▸ TASK TO CARRY OUT
Report all lines of the data below that hold the word "time".

▸ Document page transcription items
- Opening Delimiter -
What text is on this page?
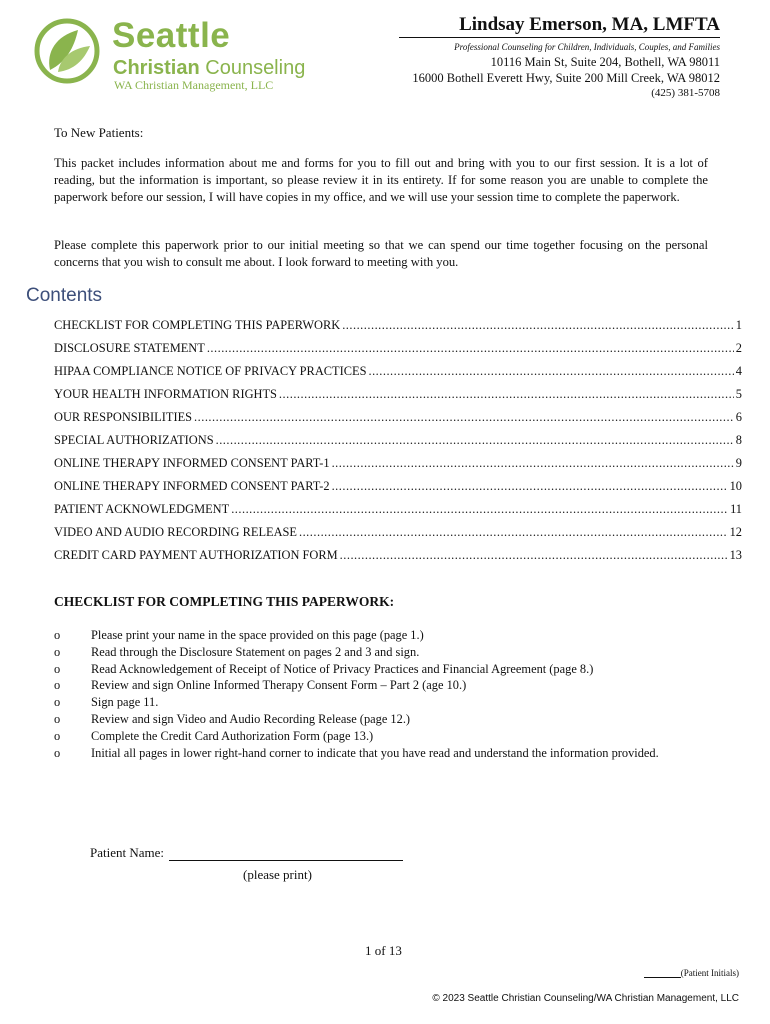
Seattle
Christian Counseling
WA Christian Management, LLC
Lindsay Emerson, MA, LMFTA
Professional Counseling for Children, Individuals, Couples, and Families
10116 Main St, Suite 204, Bothell, WA 98011
16000 Bothell Everett Hwy, Suite 200 Mill Creek, WA 98012
(425) 381-5708
To New Patients:

This packet includes information about me and forms for you to fill out and bring with you to our first session. It is a lot of reading, but the information is important, so please review it in its entirety. If for some reason you are unable to complete the paperwork before our session, I will have copies in my office, and we will use your session time to complete the paperwork.

Please complete this paperwork prior to our initial meeting so that we can spend our time together focusing on the personal concerns that you wish to consult me about. I look forward to meeting with you.

Contents
CHECKLIST FOR COMPLETING THIS PAPERWORK .....	1
DISCLOSURE STATEMENT .....	2
HIPAA COMPLIANCE NOTICE OF PRIVACY PRACTICES .....	4
YOUR HEALTH INFORMATION RIGHTS .....	5
OUR RESPONSIBILITIES .....	6
SPECIAL AUTHORIZATIONS .....	8
ONLINE THERAPY INFORMED CONSENT PART-1 .....	9
ONLINE THERAPY INFORMED CONSENT PART-2 .....	10
PATIENT ACKNOWLEDGMENT .....	11
VIDEO AND AUDIO RECORDING RELEASE .....	12
CREDIT CARD PAYMENT AUTHORIZATION FORM .....	13
CHECKLIST FOR COMPLETING THIS PAPERWORK:
o	Please print your name in the space provided on this page (page 1.)
o	Read through the Disclosure Statement on pages 2 and 3 and sign.
o	Read Acknowledgement of Receipt of Notice of Privacy Practices and Financial Agreement (page 8.)
o	Review and sign Online Informed Therapy Consent Form – Part 2 (age 10.)
o	Sign page 11.
o	Review and sign Video and Audio Recording Release (page 12.)
o	Complete the Credit Card Authorization Form (page 13.)
o	Initial all pages in lower right-hand corner to indicate that you have read and understand the information provided.
Patient Name:
(please print)
1 of 13
(Patient Initials)
© 2023 Seattle Christian Counseling/WA Christian Management, LLC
- Closing Delimiter -
▸ ANSWER SPACE
This packet includes information about me and forms for you to fill out and bring with you to our first session. It is a lot of reading, but the information is important, so please review it in its entirety. If for some reason you are unable to complete the paperwork before our session, I will have copies in my office, and we will use your session time to complete the paperwork.
Please complete this paperwork prior to our initial meeting so that we can spend our time together focusing on the personal concerns that you wish to consult me about. I look forward to meeting with you.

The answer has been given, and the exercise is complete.